* **Written request**
Each line that holds the word "variables" counts once. Give the total number of such lines and nothing else.

[Extracted data entries]
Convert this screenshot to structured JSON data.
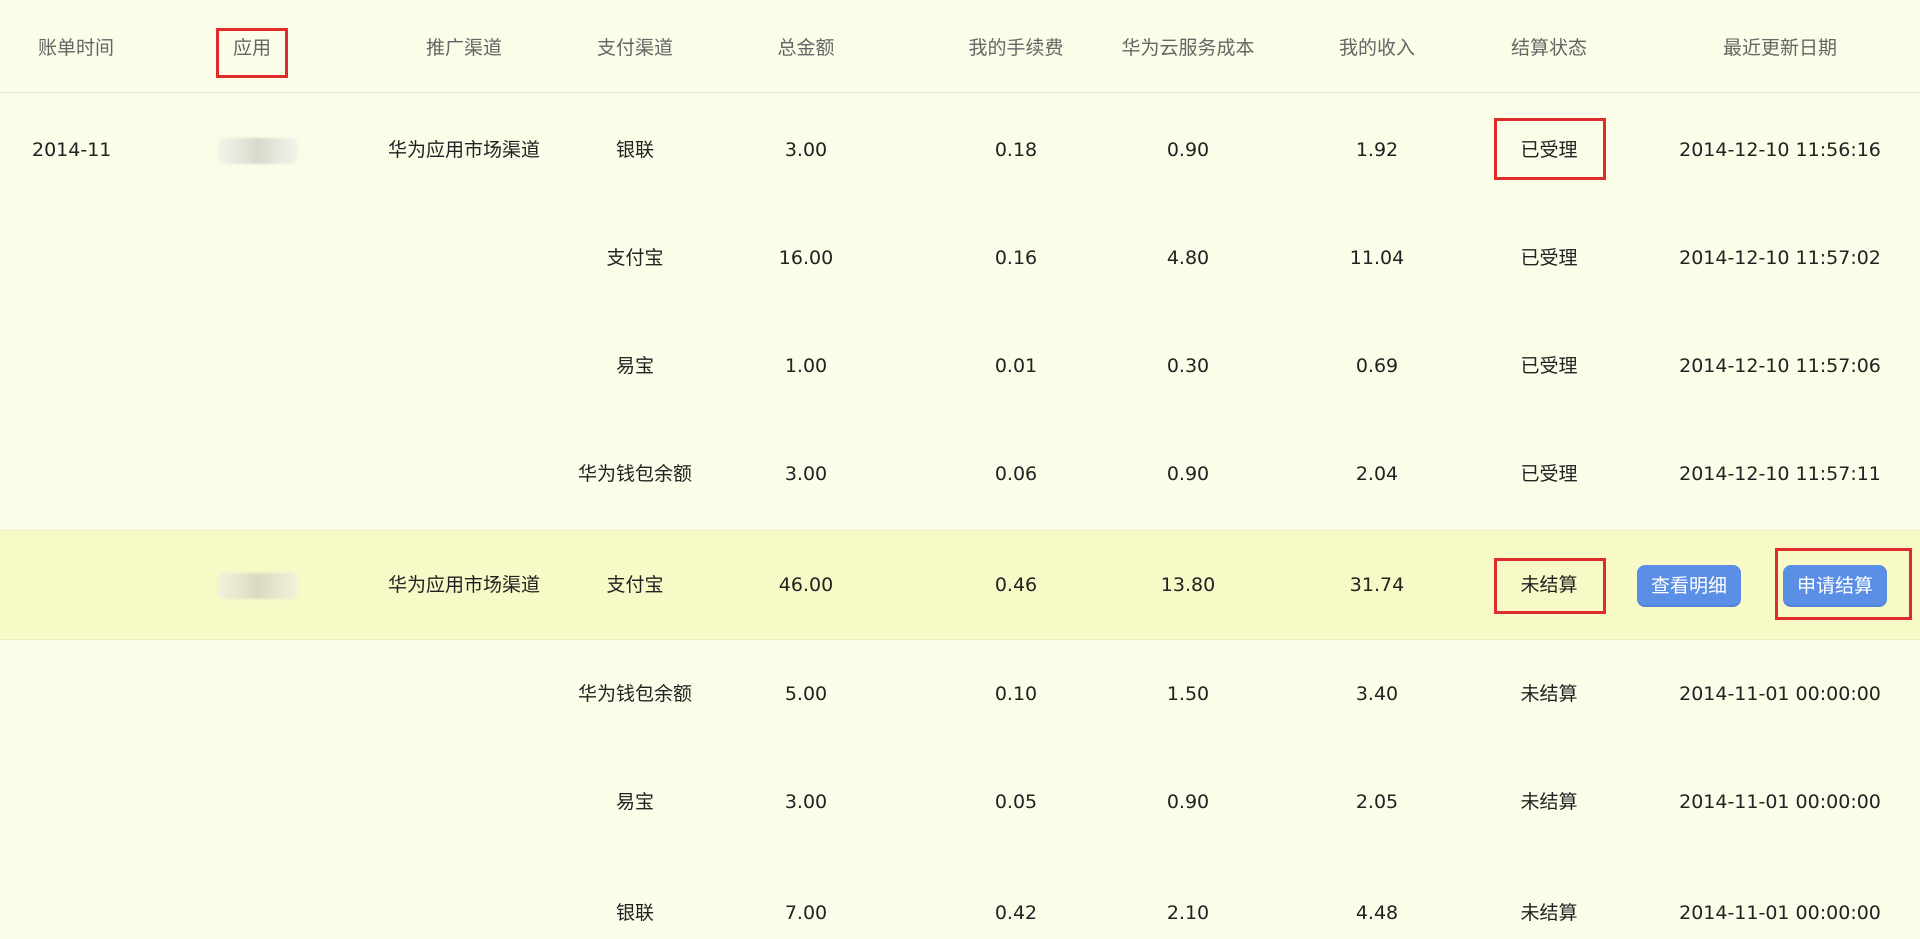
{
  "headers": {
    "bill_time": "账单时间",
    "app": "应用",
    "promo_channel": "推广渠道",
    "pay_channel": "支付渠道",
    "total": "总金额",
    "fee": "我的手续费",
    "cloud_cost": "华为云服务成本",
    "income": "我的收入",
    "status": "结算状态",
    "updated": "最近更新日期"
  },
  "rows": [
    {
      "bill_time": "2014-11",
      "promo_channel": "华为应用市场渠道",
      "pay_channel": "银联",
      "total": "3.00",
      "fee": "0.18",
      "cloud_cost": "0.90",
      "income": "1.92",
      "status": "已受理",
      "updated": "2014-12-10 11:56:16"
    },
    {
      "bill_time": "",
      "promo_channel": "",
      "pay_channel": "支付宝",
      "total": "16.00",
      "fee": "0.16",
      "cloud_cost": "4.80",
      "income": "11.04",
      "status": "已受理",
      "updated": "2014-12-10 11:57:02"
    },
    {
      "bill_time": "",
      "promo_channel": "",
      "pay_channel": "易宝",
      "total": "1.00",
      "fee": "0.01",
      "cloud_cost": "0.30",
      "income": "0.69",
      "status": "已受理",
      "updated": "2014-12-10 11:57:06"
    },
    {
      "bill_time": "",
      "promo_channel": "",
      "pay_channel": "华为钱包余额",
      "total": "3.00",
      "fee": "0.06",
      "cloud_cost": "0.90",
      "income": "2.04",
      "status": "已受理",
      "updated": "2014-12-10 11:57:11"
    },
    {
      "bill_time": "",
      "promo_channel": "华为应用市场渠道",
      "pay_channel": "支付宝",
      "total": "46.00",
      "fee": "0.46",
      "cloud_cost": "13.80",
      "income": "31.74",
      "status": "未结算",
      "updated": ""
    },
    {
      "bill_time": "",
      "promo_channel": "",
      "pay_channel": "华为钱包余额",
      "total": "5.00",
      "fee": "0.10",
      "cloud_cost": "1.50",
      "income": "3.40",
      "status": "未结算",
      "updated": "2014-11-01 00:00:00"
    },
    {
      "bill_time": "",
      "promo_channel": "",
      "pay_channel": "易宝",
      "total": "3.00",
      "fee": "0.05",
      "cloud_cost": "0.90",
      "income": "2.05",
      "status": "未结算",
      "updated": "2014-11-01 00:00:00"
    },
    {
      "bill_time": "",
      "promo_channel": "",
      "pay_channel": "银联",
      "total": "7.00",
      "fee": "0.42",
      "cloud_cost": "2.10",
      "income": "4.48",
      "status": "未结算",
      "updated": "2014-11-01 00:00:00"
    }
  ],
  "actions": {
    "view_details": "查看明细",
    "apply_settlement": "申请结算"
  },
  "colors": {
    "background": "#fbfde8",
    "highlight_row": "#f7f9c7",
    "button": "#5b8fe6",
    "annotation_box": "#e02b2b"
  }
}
* * *
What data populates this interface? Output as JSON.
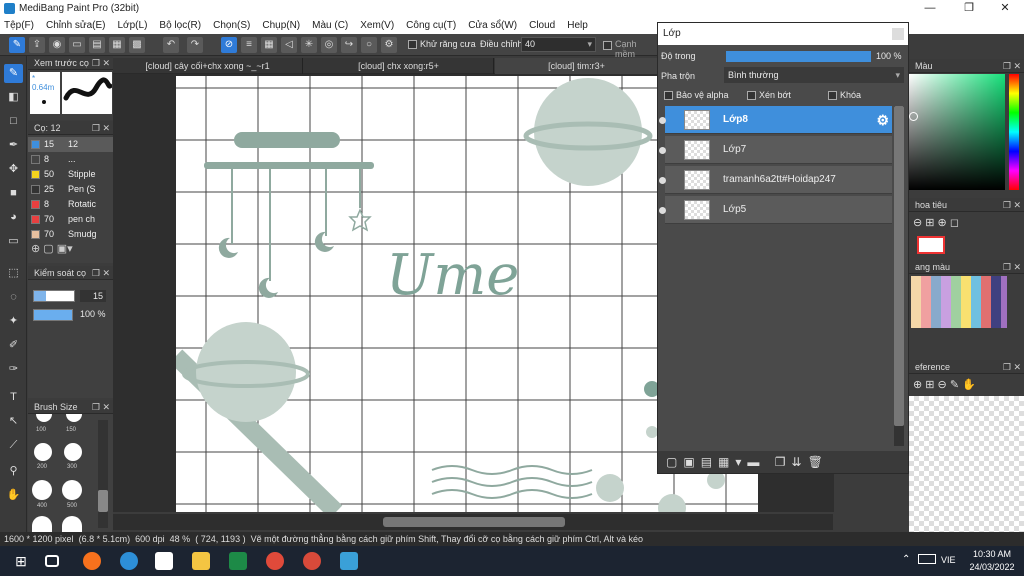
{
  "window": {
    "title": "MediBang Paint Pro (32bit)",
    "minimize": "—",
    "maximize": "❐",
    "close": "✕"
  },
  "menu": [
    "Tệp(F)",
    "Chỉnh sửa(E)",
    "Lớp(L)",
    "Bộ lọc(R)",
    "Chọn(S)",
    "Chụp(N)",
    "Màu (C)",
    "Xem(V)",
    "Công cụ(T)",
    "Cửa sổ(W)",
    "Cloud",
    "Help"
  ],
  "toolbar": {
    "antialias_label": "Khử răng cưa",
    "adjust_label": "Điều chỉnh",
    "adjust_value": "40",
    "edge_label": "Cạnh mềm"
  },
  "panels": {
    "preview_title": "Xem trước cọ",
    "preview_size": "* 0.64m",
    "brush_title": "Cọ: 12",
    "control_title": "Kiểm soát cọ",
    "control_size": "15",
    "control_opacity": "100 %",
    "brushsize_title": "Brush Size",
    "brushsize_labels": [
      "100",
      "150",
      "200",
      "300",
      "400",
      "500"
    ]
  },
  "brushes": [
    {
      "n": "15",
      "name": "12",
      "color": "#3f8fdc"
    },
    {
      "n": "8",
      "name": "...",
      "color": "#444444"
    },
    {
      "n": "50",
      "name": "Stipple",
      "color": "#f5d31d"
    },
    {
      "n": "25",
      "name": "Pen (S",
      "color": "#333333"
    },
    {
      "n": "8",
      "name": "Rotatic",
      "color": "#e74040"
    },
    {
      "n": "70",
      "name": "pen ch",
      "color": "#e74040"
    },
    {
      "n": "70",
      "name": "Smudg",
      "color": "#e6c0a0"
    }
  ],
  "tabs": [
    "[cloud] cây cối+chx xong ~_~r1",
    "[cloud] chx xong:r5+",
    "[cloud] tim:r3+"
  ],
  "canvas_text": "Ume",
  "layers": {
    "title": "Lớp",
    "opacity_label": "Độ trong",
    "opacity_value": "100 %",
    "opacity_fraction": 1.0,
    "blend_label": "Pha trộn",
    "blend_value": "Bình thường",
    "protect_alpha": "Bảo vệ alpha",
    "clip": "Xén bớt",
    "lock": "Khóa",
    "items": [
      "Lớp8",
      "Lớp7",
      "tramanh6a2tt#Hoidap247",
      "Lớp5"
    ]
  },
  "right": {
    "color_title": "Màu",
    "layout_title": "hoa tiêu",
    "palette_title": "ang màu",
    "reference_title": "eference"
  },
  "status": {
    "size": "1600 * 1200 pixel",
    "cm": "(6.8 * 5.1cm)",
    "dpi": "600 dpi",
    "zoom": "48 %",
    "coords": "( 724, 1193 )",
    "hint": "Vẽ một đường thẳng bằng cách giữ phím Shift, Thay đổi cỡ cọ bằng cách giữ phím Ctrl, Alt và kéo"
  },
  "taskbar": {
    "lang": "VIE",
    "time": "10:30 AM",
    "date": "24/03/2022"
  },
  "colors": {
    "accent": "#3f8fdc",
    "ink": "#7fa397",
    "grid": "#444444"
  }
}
---
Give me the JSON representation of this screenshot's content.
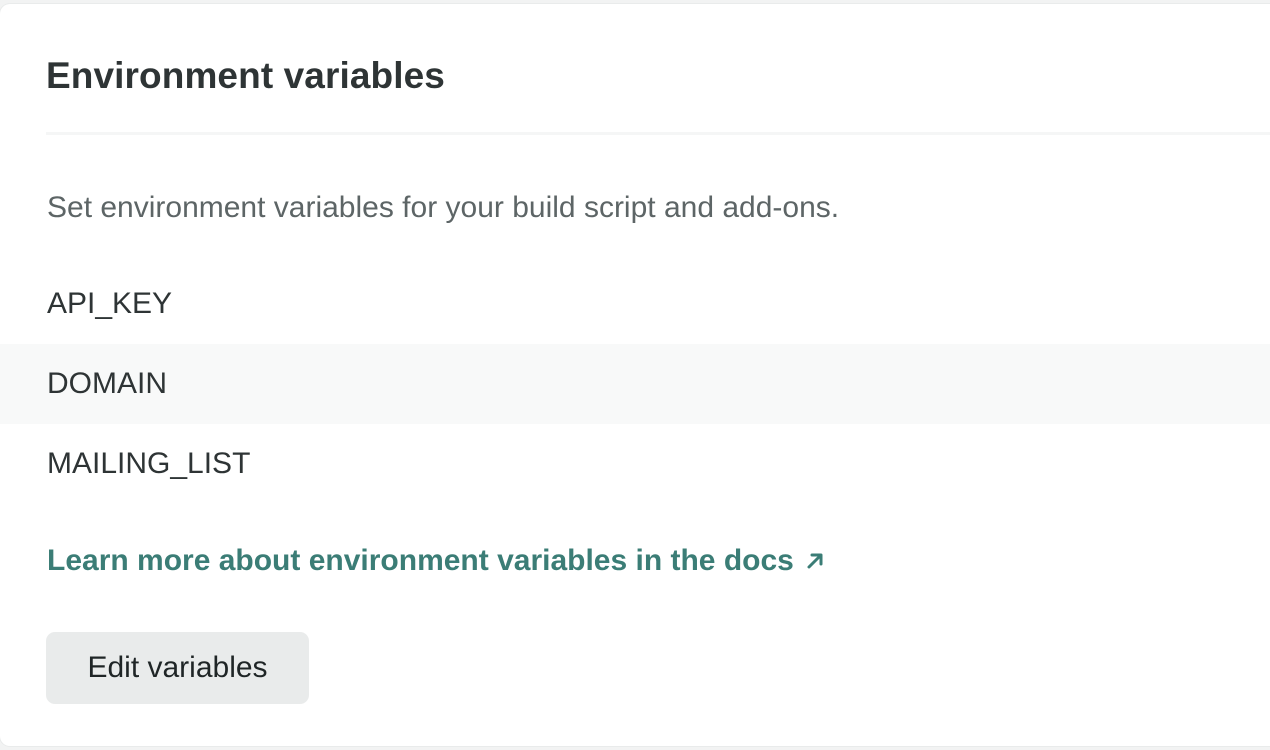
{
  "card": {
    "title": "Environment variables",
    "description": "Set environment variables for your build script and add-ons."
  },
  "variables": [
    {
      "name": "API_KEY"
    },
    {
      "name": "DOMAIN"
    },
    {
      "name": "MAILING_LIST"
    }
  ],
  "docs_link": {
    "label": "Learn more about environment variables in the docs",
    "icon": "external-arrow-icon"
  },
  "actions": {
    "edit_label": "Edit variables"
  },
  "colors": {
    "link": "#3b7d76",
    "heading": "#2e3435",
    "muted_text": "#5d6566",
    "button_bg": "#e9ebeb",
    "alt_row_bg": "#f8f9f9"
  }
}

* **Answer to the problem**
5